● ROWS

* * *

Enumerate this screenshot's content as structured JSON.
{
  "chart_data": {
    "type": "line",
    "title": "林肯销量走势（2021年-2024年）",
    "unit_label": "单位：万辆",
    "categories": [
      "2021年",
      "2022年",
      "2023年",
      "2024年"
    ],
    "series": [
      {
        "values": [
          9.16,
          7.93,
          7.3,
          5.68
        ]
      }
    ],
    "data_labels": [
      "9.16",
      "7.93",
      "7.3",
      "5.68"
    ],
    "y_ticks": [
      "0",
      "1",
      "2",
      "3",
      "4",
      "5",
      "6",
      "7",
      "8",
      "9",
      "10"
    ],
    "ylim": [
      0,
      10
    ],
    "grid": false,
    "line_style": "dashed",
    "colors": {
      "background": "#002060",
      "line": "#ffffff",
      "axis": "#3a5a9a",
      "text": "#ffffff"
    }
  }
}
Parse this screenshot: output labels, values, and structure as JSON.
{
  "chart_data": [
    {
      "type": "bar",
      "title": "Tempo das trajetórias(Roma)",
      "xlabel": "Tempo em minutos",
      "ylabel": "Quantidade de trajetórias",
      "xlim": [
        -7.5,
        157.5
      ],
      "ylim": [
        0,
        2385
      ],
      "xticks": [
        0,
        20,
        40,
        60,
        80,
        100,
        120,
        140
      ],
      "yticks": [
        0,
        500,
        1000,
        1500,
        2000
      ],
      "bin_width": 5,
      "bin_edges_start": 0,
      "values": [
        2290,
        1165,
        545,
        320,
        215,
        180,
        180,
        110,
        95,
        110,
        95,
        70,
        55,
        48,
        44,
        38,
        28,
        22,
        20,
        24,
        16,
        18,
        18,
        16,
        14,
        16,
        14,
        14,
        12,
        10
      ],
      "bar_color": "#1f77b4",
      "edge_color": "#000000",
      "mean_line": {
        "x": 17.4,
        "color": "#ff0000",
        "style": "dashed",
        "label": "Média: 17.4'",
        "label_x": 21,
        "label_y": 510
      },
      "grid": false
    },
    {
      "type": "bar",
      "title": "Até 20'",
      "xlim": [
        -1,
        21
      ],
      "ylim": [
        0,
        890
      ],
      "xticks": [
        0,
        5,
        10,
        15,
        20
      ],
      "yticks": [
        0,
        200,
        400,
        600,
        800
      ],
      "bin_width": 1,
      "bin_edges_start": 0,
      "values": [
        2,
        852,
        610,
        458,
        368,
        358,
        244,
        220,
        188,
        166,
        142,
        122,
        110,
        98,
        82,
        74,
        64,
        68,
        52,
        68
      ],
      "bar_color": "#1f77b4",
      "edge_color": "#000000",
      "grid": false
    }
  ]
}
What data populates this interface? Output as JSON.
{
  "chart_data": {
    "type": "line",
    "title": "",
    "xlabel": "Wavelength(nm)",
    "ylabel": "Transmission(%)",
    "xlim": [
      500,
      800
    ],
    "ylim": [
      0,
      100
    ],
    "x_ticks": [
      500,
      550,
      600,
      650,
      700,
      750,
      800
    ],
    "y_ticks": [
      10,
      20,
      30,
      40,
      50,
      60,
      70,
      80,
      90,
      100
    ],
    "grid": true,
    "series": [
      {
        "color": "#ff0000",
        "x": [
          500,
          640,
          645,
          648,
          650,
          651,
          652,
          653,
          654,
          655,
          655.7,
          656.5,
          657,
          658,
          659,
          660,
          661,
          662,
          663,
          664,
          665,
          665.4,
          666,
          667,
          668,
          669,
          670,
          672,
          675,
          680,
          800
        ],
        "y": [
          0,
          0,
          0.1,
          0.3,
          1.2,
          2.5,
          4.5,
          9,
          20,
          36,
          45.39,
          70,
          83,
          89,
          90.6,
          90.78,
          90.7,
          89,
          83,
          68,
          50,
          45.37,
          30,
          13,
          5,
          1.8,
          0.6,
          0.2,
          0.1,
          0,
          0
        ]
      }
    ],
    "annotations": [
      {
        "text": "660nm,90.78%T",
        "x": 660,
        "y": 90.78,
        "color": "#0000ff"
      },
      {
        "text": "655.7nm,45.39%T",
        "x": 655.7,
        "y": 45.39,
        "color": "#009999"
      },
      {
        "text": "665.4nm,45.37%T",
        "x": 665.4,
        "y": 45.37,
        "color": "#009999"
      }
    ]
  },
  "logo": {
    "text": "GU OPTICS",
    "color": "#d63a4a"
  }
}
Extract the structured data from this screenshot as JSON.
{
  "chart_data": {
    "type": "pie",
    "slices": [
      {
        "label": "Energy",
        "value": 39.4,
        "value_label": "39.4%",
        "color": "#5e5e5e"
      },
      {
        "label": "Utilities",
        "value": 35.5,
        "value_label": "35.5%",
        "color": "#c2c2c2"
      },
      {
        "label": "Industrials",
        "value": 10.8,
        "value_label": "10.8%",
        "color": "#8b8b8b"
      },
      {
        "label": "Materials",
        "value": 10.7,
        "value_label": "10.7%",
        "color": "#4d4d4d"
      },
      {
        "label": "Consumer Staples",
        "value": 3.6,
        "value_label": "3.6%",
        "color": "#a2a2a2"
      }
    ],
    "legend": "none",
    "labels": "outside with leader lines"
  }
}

* * *

● OBJECTIVE
In the material above, find each line that contains the word "JSON", and select it.

● RESULT
Enumerate this screenshot's content as structured JSON.
Parse this screenshot: output labels, values, and structure as JSON.
What data populates this interface? Output as JSON.
Extract the structured data from this screenshot as JSON.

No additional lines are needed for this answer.